--- Start Provided information ---
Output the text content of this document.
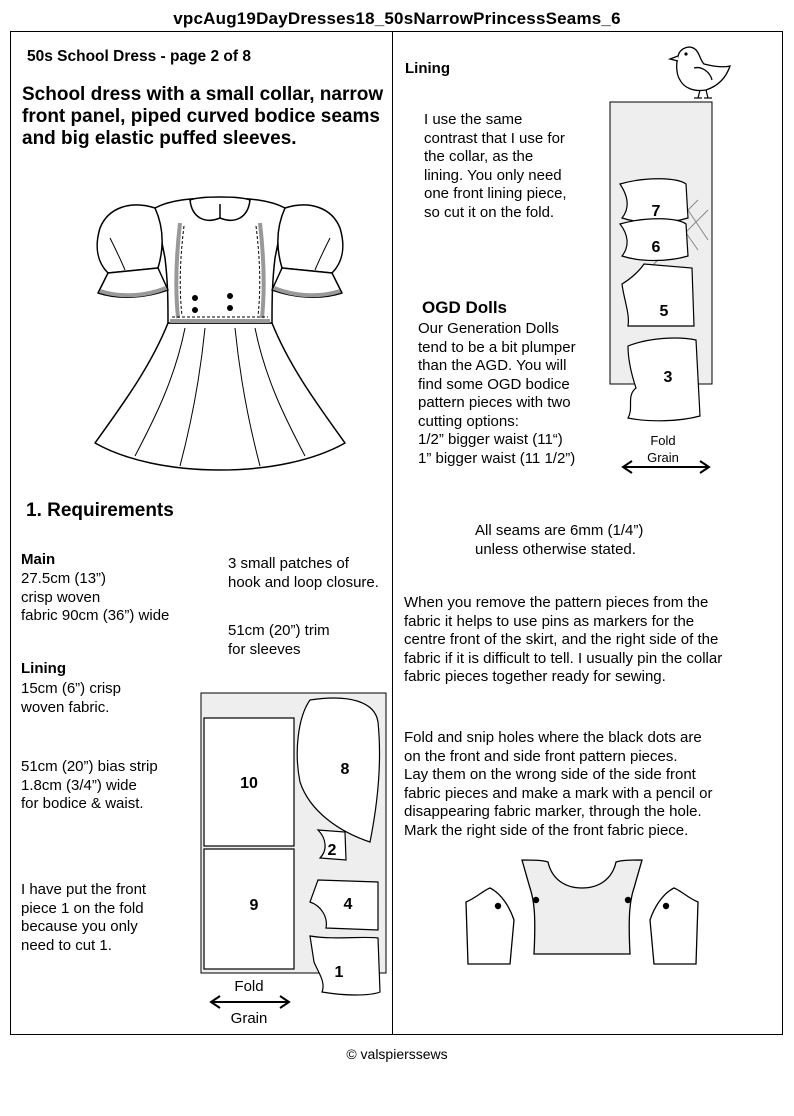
vpcAug19DayDresses18_50sNarrowPrincessSeams_6
50s School Dress - page 2 of 8
School dress with a small collar, narrow front panel, piped curved bodice seams and big elastic puffed sleeves.
1. Requirements
Main
27.5cm (13”)
crisp woven
fabric 90cm (36”) wide
3 small patches of
hook and loop closure.
51cm (20”) trim
for sleeves
Lining
15cm (6”) crisp
woven fabric.
51cm (20”) bias strip
1.8cm (3/4”) wide
for bodice & waist.
I have put the front
piece 1 on the fold
because you only
need to cut 1.
10
8
2
9	4
1
Fold
Grain
Lining
I use the same
contrast that I use for
the collar, as the
lining. You only need
one front lining piece,
so cut it on the fold.	7
6
5
3
Fold
Grain
OGD Dolls
Our Generation Dolls
tend to be a bit plumper
than the AGD. You will
find some OGD bodice
pattern pieces with two
cutting options:
1/2” bigger waist (11“)
1” bigger waist (11 1/2”)
All seams are 6mm (1/4”)
unless otherwise stated.
When you remove the pattern pieces from the
fabric it helps to use pins as markers for the
centre front of the skirt, and the right side of the
fabric if it is difficult to tell. I usually pin the collar
fabric pieces together ready for sewing.
Fold and snip holes where the black dots are
on the front and side front pattern pieces.
Lay them on the wrong side of the side front
fabric pieces and make a mark with a pencil or
disappearing fabric marker, through the hole.
Mark the right side of the front fabric piece.
© valspierssews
--- End Provided information ---
- Prompt
Transcribe the whole listing, character for character, but not its images.

- Completed task
Output the text content of this document.
vpcAug19DayDresses18_50sNarrowPrincessSeams_6
50s School Dress - page 2 of 8
School dress with a small collar, narrow front panel, piped curved bodice seams and big elastic puffed sleeves.
1. Requirements
Main
27.5cm (13”)
crisp woven
fabric 90cm (36”) wide
3 small patches of
hook and loop closure.
51cm (20”) trim
for sleeves
Lining
15cm (6”) crisp
woven fabric.
51cm (20”) bias strip
1.8cm (3/4”) wide
for bodice & waist.
I have put the front
piece 1 on the fold
because you only
need to cut 1.
10
8
2
9	4
1
Fold
Grain
Lining
I use the same
contrast that I use for
the collar, as the
lining. You only need
one front lining piece,
so cut it on the fold.	7
6
5
3
Fold
Grain
OGD Dolls
Our Generation Dolls
tend to be a bit plumper
than the AGD. You will
find some OGD bodice
pattern pieces with two
cutting options:
1/2” bigger waist (11“)
1” bigger waist (11 1/2”)
All seams are 6mm (1/4”)
unless otherwise stated.
When you remove the pattern pieces from the
fabric it helps to use pins as markers for the
centre front of the skirt, and the right side of the
fabric if it is difficult to tell. I usually pin the collar
fabric pieces together ready for sewing.
Fold and snip holes where the black dots are
on the front and side front pattern pieces.
Lay them on the wrong side of the side front
fabric pieces and make a mark with a pencil or
disappearing fabric marker, through the hole.
Mark the right side of the front fabric piece.
© valspierssews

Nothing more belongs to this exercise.